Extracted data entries
*****

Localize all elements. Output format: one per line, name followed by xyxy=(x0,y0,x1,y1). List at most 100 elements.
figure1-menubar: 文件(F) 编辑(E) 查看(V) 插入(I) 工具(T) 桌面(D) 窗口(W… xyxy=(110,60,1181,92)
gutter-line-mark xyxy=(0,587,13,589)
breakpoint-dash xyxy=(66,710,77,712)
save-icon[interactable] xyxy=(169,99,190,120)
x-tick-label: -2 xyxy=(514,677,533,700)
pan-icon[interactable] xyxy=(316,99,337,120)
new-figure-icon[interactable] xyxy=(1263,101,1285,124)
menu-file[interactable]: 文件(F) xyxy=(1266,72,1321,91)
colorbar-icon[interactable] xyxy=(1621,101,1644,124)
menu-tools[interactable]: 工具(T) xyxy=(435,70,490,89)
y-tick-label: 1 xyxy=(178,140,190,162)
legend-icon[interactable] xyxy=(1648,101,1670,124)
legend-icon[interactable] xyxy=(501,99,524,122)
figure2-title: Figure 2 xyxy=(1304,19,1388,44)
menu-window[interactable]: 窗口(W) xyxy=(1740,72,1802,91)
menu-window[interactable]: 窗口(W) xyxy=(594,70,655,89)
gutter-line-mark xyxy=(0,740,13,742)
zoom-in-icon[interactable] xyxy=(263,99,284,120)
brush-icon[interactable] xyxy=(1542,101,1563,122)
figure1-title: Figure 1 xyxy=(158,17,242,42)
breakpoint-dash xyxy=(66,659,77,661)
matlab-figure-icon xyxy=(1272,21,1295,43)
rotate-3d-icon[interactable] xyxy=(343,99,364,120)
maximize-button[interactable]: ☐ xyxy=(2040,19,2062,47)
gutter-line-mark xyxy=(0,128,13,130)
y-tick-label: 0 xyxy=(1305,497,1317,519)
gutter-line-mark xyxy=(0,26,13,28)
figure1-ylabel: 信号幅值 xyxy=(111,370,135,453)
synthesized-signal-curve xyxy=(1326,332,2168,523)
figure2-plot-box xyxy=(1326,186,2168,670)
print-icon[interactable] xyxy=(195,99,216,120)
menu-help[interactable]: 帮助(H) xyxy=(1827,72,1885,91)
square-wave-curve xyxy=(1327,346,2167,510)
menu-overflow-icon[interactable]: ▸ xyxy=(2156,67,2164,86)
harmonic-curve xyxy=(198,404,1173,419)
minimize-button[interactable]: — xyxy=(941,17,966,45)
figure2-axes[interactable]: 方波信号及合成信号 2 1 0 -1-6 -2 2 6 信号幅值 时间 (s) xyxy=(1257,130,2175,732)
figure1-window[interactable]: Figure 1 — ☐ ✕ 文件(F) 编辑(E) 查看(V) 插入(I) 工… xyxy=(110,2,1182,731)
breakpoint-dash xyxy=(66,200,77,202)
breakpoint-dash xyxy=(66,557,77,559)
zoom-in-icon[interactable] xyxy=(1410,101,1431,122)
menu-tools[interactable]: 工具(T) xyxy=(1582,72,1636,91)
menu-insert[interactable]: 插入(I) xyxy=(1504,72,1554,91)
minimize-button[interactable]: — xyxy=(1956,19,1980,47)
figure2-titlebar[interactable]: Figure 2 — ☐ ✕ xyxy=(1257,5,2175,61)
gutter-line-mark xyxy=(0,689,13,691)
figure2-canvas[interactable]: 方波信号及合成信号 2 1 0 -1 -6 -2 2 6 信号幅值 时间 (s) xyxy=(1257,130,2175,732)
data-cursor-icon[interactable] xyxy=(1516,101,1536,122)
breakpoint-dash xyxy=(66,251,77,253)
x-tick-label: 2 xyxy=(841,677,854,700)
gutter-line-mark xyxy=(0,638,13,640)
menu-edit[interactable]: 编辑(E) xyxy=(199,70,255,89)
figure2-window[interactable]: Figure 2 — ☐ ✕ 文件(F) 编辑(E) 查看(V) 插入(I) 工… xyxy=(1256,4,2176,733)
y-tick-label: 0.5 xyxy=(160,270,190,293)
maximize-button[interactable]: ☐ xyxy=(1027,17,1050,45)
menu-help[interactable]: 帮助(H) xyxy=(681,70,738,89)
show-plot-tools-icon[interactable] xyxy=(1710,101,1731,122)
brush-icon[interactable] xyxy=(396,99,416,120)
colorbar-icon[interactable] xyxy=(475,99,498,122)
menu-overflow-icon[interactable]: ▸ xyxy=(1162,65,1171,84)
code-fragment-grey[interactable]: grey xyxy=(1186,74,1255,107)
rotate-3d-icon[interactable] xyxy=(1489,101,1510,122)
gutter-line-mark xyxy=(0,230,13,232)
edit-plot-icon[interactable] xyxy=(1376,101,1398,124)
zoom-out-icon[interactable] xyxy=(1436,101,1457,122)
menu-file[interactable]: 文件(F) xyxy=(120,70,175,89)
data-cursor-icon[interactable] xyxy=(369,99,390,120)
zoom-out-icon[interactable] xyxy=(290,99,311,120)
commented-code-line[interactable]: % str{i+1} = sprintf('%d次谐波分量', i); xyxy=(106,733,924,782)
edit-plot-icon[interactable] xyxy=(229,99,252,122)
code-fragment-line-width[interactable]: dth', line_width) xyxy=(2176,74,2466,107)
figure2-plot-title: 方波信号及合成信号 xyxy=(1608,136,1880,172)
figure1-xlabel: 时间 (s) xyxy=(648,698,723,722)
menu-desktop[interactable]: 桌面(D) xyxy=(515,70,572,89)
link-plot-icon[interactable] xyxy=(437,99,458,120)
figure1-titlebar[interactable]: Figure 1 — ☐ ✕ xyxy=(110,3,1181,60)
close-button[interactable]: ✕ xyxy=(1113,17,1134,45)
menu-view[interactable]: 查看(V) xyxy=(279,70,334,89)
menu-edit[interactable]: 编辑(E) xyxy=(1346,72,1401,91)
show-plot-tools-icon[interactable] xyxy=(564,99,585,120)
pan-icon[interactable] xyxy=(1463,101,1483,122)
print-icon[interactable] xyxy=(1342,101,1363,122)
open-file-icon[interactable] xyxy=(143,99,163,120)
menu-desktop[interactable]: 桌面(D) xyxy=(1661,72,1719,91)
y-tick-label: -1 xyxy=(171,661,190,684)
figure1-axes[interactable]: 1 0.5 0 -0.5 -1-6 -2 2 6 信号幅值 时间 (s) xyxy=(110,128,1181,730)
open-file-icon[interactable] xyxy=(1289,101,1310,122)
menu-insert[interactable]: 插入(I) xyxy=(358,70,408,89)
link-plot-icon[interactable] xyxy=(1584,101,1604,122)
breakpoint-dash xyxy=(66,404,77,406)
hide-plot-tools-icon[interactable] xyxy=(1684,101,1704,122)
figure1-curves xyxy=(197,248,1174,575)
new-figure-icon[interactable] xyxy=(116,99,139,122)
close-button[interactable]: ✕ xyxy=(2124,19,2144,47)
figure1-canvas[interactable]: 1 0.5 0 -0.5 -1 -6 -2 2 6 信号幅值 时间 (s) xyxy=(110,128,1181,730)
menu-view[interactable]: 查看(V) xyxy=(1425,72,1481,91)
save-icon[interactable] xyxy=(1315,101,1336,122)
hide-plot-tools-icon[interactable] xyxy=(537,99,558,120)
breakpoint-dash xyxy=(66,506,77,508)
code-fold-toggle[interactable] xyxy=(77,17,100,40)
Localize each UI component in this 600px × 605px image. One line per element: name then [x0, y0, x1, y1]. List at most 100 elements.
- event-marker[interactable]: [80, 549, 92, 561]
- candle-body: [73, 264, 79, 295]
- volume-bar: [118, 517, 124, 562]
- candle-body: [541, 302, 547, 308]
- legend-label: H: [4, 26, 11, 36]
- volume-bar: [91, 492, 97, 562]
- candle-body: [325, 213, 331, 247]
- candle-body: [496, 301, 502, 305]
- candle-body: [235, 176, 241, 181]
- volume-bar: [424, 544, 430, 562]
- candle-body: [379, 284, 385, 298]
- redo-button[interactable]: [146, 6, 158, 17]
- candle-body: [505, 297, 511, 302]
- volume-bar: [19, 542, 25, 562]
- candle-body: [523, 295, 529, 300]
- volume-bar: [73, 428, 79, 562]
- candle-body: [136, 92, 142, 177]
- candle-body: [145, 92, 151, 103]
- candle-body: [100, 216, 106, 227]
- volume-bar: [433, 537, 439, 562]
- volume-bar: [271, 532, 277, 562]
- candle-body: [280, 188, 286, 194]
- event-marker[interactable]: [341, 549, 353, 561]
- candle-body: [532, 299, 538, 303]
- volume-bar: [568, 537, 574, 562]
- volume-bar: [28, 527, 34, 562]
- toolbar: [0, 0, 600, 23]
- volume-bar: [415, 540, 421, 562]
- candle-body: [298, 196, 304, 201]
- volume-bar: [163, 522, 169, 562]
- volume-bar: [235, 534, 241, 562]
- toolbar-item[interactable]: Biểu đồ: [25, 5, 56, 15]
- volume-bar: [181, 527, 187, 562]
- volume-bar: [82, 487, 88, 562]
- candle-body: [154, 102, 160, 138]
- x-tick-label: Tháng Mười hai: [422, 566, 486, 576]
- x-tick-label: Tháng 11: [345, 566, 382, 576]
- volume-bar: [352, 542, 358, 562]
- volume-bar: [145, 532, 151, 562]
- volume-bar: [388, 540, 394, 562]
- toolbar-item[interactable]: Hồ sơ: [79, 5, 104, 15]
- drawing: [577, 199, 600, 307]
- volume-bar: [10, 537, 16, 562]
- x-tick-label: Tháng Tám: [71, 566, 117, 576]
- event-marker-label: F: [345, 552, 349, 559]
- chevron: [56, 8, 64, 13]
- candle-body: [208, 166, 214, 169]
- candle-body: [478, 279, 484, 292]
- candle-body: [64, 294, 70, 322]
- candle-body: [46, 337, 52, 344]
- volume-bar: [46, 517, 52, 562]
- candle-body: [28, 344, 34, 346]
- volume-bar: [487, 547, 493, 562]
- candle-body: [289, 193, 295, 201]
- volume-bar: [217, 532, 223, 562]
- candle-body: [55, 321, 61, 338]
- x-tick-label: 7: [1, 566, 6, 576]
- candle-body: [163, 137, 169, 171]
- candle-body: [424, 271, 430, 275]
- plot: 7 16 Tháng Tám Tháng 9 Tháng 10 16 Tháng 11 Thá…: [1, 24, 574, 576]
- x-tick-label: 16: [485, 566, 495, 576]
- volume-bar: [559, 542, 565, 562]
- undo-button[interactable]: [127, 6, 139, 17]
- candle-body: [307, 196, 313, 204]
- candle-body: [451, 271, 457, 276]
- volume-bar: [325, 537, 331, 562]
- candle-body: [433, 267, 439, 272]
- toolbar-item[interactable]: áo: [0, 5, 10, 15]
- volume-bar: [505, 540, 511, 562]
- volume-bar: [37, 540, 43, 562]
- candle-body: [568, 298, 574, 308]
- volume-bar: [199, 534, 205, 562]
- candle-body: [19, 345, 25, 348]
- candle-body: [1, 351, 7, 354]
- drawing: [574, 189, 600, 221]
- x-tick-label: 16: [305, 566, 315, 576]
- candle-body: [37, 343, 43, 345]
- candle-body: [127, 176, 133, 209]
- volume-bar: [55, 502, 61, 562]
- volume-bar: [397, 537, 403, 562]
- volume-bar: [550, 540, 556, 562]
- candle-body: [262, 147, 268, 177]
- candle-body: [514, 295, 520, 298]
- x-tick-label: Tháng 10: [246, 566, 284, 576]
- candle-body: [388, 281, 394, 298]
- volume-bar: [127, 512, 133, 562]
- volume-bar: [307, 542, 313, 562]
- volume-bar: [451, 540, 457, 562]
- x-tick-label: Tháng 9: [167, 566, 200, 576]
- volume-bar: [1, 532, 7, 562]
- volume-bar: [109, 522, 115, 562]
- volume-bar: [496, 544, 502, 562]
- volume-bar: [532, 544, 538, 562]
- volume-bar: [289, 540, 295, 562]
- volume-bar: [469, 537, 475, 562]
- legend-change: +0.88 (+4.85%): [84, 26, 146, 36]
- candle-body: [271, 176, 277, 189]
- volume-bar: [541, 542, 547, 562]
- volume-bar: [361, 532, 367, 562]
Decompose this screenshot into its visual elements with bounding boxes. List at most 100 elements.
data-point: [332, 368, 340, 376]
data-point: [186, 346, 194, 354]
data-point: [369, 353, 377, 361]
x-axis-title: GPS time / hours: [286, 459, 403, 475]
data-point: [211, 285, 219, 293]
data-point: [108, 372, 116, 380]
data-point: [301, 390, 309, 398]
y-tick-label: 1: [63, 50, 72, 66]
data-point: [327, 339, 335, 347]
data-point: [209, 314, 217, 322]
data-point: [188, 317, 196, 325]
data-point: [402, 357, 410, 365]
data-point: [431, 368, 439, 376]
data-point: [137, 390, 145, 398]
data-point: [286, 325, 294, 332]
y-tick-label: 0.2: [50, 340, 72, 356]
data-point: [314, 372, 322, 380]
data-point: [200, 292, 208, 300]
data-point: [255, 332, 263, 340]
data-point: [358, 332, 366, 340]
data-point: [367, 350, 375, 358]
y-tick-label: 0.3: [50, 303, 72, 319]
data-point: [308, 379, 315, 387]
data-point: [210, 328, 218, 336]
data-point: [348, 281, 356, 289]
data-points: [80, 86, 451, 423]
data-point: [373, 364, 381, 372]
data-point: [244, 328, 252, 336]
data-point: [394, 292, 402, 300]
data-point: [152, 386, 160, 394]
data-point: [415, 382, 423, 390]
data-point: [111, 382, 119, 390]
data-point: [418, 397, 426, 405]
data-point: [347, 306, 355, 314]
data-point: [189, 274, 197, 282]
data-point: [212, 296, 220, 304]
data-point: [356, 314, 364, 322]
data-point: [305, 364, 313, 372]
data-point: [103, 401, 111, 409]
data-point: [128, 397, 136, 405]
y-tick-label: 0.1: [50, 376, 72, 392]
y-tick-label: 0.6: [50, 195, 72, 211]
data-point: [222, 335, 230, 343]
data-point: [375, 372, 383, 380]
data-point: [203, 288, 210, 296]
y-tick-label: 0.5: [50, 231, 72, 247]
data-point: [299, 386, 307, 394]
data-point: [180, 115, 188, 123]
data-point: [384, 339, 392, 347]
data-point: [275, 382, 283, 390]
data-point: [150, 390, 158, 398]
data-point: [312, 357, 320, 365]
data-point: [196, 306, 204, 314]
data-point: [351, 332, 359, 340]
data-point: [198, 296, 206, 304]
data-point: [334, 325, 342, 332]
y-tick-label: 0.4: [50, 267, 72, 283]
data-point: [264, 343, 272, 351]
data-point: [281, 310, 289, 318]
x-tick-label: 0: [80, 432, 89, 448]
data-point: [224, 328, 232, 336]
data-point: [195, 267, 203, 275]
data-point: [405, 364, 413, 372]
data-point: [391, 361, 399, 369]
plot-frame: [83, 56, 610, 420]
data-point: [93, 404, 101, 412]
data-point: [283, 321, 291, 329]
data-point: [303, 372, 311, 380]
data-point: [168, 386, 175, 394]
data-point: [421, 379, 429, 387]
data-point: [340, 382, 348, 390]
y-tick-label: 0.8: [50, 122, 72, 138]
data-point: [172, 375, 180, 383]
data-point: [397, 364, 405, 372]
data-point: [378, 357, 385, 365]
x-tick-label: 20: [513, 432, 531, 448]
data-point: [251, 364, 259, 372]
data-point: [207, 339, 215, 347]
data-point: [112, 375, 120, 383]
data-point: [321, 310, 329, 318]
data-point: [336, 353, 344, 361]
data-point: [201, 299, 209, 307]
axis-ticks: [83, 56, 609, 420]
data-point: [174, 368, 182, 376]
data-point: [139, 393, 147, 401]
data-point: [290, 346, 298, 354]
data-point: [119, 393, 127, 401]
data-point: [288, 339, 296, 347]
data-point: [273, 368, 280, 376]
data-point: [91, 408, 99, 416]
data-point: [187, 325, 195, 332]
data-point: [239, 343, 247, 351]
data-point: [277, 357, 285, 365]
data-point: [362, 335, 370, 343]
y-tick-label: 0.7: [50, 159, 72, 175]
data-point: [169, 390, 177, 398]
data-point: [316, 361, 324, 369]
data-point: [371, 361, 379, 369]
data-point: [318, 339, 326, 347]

*****

What you need to do
Extract the lines of the listing above, from its first line through the line holding "save-icon[interactable] xyxy=(169,99,190,120)", inclusive, and reproduce them without any change.

Full output
Localize all elements. Output format: one per line, name followed by xyxy=(x0,y0,x1,y1). List at most 100 elements.
figure1-menubar: 文件(F) 编辑(E) 查看(V) 插入(I) 工具(T) 桌面(D) 窗口(W… xyxy=(110,60,1181,92)
gutter-line-mark xyxy=(0,587,13,589)
breakpoint-dash xyxy=(66,710,77,712)
save-icon[interactable] xyxy=(169,99,190,120)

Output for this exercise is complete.